= Problem details =
Determine the number of lines in these entries that hold the word "zouden". Give the number and nothing more.
..........
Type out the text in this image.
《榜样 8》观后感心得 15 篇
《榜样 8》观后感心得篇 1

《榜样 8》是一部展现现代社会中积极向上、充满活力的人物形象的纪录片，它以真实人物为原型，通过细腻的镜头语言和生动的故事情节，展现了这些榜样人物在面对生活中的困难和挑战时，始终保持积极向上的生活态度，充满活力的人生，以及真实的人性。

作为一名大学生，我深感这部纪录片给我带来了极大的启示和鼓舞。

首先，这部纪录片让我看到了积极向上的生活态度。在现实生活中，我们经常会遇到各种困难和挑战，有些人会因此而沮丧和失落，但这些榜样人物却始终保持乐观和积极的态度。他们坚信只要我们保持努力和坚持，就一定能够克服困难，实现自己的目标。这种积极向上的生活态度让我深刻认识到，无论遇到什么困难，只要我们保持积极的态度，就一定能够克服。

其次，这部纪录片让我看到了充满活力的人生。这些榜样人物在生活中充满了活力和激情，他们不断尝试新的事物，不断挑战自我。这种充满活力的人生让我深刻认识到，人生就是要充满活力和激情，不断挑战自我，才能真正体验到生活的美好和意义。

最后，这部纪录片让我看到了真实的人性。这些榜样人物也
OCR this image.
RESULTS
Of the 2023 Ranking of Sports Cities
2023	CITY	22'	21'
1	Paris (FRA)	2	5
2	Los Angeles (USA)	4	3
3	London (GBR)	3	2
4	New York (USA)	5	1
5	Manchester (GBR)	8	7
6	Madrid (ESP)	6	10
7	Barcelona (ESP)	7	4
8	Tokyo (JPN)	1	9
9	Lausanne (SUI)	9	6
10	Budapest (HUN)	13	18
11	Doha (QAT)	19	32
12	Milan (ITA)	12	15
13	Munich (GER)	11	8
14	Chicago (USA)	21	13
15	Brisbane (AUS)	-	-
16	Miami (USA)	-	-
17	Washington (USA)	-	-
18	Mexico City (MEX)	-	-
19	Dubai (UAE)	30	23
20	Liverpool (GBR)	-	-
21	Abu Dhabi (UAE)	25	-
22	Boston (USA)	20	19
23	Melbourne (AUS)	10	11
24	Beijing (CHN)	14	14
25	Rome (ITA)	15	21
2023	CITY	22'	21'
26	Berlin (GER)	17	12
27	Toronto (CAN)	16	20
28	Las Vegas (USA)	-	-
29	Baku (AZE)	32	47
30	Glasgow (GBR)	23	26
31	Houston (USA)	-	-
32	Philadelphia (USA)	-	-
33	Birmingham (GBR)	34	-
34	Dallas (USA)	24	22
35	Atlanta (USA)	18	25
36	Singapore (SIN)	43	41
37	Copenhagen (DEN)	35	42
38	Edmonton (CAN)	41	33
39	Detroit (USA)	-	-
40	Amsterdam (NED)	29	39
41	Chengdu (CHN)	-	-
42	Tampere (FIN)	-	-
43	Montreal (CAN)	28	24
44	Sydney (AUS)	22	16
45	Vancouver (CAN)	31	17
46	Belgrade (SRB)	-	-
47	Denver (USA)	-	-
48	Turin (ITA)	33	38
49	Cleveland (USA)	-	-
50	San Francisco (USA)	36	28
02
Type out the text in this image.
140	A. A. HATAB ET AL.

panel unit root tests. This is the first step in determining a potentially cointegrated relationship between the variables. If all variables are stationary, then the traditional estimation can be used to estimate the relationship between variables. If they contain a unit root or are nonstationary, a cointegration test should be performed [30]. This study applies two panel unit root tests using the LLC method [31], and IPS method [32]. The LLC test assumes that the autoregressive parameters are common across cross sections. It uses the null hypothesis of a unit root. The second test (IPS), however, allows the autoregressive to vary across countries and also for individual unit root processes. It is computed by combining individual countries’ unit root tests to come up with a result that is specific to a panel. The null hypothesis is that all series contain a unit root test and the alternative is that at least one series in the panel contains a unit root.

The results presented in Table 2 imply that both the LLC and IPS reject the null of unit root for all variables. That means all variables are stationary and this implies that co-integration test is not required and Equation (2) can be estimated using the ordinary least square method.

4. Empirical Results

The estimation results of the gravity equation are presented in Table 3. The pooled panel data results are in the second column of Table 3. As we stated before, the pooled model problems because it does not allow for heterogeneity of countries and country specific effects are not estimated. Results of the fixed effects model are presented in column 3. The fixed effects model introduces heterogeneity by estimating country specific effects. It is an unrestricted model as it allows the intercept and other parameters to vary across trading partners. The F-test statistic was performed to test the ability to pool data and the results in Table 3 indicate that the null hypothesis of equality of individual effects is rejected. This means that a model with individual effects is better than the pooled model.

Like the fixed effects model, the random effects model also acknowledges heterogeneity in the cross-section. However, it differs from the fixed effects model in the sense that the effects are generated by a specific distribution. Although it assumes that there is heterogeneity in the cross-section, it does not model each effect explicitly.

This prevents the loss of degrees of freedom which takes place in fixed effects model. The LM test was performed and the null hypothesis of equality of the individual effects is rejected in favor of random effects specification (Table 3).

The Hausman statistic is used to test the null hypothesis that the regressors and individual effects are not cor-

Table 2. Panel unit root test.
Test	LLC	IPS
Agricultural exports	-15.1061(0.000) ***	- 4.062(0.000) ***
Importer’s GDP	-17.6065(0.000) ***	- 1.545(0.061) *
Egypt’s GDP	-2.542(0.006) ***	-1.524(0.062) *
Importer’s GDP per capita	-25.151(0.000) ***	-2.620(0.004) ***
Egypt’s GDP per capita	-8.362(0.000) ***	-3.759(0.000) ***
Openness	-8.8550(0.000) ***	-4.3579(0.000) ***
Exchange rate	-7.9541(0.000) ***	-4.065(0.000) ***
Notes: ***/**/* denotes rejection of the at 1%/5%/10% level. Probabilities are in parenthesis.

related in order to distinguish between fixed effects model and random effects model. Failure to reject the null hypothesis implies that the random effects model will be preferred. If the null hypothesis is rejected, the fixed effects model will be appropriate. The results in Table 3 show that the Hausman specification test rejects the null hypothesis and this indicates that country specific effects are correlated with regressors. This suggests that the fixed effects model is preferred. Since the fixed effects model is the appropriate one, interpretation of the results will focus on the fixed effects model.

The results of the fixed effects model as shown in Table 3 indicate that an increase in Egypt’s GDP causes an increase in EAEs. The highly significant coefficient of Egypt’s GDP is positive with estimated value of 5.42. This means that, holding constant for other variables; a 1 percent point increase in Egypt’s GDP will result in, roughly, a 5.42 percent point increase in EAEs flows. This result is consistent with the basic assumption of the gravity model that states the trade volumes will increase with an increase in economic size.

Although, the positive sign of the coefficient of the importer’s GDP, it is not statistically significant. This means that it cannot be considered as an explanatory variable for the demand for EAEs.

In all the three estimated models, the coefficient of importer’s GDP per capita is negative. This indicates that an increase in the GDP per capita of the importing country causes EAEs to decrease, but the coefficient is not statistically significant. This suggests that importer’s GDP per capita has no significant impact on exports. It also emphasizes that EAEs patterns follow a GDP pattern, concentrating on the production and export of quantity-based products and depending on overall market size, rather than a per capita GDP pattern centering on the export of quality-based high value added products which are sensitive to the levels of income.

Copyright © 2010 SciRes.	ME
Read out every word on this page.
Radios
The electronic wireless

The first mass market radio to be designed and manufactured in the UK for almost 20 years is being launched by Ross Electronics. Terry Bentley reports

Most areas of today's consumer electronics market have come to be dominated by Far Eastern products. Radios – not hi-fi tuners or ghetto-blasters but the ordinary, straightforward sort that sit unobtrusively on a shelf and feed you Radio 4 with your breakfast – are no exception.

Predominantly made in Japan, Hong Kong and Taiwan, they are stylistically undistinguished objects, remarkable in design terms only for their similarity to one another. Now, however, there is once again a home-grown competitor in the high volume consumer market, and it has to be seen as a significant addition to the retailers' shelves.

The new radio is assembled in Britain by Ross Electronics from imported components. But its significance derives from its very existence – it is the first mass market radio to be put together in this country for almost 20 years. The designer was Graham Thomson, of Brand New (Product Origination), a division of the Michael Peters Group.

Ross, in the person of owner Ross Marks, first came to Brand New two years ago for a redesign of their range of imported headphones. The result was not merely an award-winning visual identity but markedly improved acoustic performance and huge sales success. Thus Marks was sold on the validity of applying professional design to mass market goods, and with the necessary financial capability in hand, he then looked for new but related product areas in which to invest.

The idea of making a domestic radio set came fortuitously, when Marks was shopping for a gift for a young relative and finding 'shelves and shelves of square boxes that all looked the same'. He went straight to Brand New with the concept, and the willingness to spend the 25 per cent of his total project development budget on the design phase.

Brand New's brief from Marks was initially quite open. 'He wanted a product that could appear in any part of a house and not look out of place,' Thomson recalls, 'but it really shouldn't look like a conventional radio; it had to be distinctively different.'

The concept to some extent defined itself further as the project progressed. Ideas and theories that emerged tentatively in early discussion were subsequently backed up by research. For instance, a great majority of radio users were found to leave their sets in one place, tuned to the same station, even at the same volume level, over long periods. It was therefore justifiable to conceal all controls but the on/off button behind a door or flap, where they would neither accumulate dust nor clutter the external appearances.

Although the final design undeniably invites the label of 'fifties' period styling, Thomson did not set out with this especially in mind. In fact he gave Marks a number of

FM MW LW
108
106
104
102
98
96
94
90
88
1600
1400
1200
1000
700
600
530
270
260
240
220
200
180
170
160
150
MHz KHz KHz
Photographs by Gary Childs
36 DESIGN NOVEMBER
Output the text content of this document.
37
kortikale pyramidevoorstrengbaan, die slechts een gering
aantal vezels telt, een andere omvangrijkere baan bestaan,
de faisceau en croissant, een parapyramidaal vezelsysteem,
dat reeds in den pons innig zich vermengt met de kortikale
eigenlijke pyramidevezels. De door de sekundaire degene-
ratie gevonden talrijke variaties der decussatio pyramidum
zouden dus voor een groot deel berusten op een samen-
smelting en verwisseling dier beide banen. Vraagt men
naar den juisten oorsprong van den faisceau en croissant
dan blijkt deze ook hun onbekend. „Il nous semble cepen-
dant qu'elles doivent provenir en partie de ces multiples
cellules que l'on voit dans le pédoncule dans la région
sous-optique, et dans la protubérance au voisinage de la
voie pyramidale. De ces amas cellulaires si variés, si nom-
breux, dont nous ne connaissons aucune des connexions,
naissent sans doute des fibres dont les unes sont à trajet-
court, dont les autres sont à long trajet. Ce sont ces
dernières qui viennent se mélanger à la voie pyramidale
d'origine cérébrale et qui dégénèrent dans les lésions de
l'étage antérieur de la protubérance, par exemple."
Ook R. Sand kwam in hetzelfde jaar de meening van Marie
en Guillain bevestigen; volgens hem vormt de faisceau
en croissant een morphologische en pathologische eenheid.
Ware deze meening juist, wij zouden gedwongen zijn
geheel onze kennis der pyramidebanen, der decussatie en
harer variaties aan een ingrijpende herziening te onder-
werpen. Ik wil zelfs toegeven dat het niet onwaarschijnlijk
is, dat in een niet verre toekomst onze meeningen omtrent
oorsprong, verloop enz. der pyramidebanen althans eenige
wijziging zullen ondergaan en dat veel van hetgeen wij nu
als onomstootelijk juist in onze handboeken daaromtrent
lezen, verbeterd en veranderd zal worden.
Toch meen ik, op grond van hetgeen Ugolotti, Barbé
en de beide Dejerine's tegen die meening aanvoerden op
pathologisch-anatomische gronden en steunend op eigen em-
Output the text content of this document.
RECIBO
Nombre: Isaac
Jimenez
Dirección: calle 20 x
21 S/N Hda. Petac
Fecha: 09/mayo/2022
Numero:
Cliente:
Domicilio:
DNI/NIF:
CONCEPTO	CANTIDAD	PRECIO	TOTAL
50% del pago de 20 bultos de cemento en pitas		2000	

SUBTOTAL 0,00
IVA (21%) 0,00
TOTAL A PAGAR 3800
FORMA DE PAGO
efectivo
..........
= Solved exercise =
2